◆ Task requirements ◆
Search the data for the word "document" and copy every line that contains it.

◆ Input rows ◆
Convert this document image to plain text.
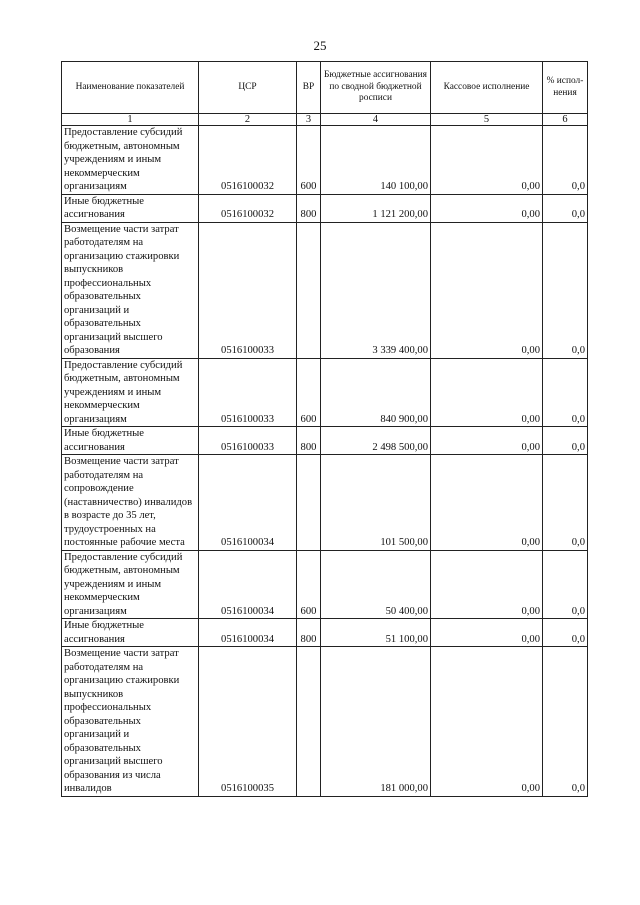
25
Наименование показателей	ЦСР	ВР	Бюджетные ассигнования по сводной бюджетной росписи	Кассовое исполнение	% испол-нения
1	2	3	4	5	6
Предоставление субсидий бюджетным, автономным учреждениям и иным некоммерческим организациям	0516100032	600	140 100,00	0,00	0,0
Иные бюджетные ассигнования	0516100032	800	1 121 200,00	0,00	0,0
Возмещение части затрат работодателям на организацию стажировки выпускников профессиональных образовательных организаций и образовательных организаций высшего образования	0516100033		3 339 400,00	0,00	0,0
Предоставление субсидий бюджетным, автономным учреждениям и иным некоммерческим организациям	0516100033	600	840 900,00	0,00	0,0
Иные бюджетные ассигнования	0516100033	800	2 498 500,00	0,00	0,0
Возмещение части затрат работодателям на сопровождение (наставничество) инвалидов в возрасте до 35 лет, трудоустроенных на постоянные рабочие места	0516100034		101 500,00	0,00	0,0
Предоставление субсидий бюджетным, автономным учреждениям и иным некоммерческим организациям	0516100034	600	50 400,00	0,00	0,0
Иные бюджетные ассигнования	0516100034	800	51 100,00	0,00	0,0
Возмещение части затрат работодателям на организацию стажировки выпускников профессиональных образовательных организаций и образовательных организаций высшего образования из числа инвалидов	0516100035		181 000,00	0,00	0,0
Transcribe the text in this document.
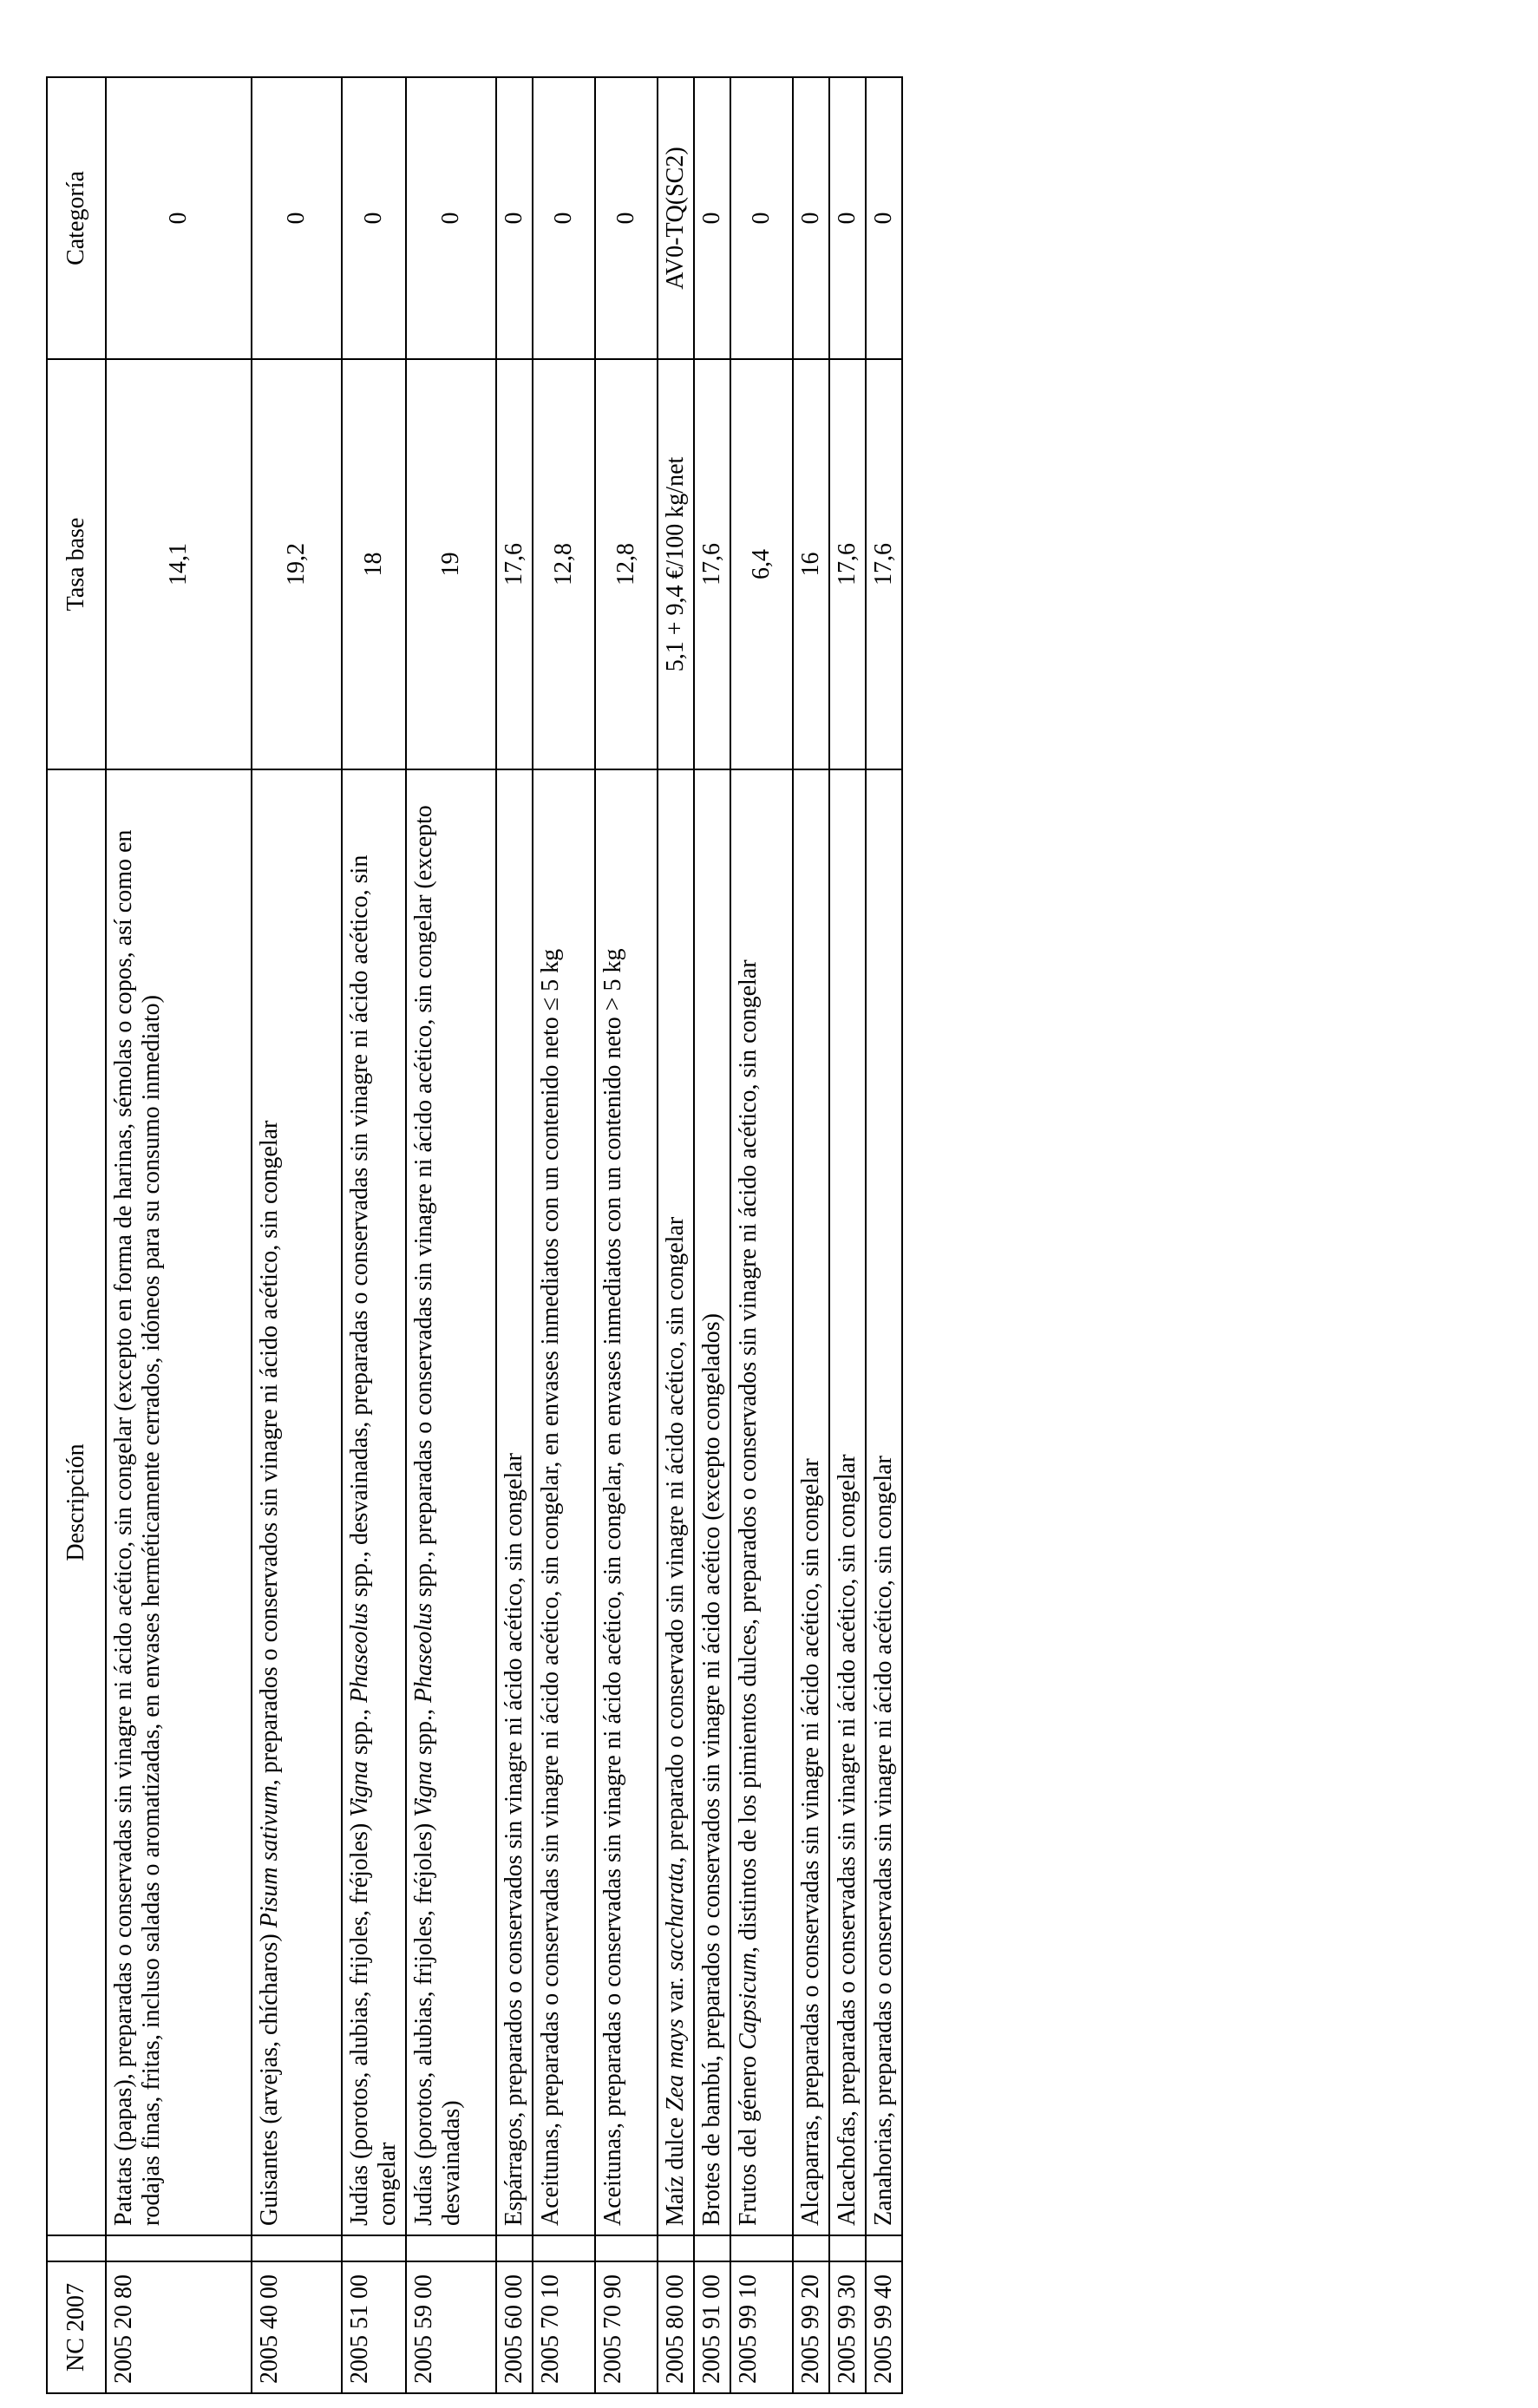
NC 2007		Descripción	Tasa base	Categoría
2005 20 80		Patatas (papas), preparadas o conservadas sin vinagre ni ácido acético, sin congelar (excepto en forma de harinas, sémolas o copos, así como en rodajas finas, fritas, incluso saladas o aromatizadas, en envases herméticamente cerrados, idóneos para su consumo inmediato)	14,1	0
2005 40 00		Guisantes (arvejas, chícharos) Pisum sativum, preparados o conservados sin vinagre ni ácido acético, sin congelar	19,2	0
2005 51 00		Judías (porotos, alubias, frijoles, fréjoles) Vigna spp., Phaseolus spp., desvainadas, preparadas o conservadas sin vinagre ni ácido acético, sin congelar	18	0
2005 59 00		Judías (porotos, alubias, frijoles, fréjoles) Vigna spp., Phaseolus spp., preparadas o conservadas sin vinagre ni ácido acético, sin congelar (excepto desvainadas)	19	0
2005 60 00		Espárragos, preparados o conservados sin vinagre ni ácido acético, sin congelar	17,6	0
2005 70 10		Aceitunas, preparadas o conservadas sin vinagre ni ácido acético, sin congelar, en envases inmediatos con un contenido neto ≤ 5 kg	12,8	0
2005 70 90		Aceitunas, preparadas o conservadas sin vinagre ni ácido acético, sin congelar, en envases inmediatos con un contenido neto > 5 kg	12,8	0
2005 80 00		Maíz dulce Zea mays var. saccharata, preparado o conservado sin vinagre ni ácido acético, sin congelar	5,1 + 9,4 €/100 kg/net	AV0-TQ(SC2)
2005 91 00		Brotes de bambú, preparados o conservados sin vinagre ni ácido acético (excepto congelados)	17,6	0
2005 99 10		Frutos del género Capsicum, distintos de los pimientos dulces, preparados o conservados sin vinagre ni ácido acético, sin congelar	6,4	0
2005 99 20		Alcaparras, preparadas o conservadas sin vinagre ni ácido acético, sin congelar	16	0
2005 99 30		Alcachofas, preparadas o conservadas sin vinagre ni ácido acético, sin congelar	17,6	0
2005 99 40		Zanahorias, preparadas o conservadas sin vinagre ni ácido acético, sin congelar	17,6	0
==
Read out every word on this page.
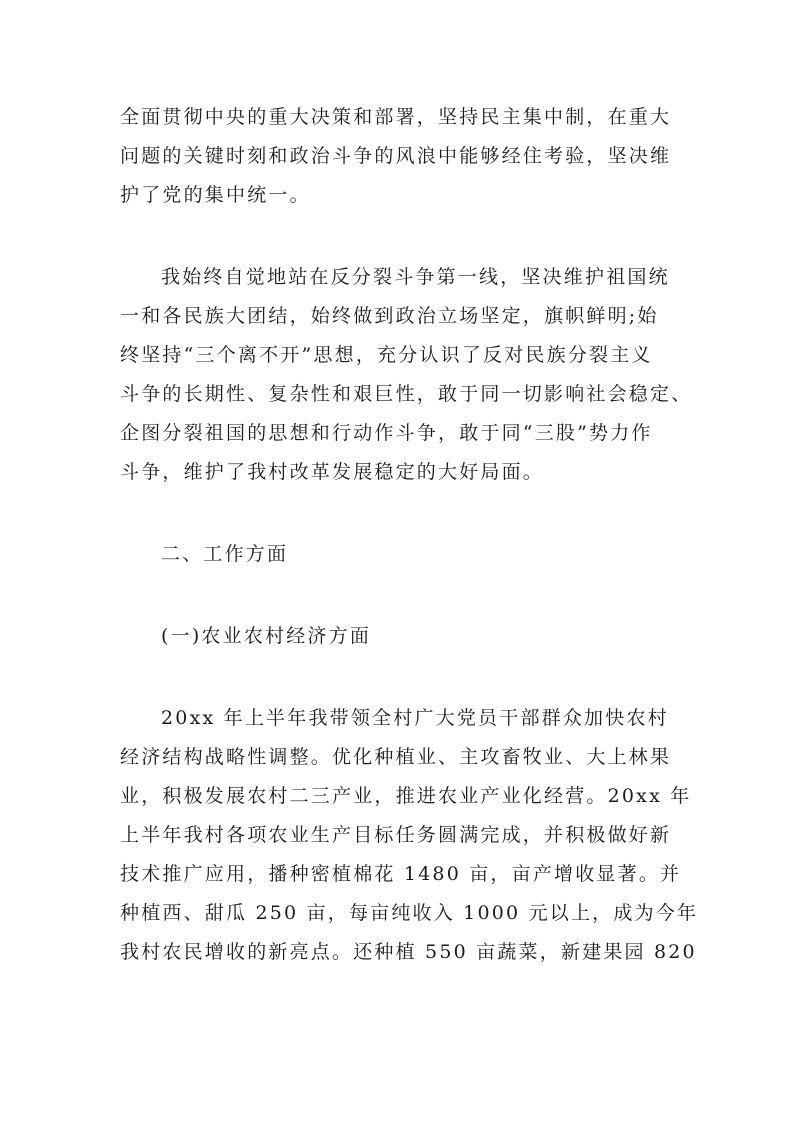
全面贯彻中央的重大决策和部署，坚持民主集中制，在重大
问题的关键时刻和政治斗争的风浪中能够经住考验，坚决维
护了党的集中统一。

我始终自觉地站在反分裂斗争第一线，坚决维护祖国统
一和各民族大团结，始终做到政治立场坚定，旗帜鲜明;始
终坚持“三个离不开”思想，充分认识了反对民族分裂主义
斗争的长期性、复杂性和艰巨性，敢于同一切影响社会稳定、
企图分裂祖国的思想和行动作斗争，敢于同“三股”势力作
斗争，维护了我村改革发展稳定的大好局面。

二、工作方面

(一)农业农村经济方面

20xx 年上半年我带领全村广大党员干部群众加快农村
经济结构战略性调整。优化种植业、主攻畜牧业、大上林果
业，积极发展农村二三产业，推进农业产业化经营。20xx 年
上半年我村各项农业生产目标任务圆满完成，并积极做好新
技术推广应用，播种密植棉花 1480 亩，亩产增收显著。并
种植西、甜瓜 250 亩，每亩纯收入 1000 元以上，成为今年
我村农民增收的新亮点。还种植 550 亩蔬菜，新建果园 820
--
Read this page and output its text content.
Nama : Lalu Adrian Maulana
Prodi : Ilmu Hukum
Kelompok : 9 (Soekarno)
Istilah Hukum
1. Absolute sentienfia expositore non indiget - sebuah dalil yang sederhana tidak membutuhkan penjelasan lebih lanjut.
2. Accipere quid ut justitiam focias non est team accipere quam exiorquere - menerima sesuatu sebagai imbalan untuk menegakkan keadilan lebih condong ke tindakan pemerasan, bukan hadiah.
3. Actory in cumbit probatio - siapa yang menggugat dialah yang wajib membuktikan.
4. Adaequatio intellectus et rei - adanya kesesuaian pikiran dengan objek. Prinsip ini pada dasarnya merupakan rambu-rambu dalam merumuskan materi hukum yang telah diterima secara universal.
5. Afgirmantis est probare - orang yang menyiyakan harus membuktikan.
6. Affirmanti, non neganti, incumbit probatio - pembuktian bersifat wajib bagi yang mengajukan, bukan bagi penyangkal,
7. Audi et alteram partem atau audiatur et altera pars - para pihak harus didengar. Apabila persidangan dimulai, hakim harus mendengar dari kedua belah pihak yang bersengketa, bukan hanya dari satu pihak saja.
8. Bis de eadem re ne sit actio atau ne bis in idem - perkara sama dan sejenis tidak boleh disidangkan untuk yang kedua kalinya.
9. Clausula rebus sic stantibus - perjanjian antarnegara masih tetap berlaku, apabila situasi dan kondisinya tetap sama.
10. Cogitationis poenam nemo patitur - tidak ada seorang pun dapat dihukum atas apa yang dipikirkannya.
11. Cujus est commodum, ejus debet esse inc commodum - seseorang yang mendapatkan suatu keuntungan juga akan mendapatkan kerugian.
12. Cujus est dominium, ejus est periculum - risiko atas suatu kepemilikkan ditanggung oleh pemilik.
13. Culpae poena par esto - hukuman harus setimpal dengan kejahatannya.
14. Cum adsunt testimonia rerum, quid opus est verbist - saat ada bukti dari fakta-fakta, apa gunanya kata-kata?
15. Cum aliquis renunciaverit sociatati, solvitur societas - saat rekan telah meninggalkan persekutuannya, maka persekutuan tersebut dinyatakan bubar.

◆ Answer to this exercise ◆
Convert this document image to plain text.
Transcribe the text in this document.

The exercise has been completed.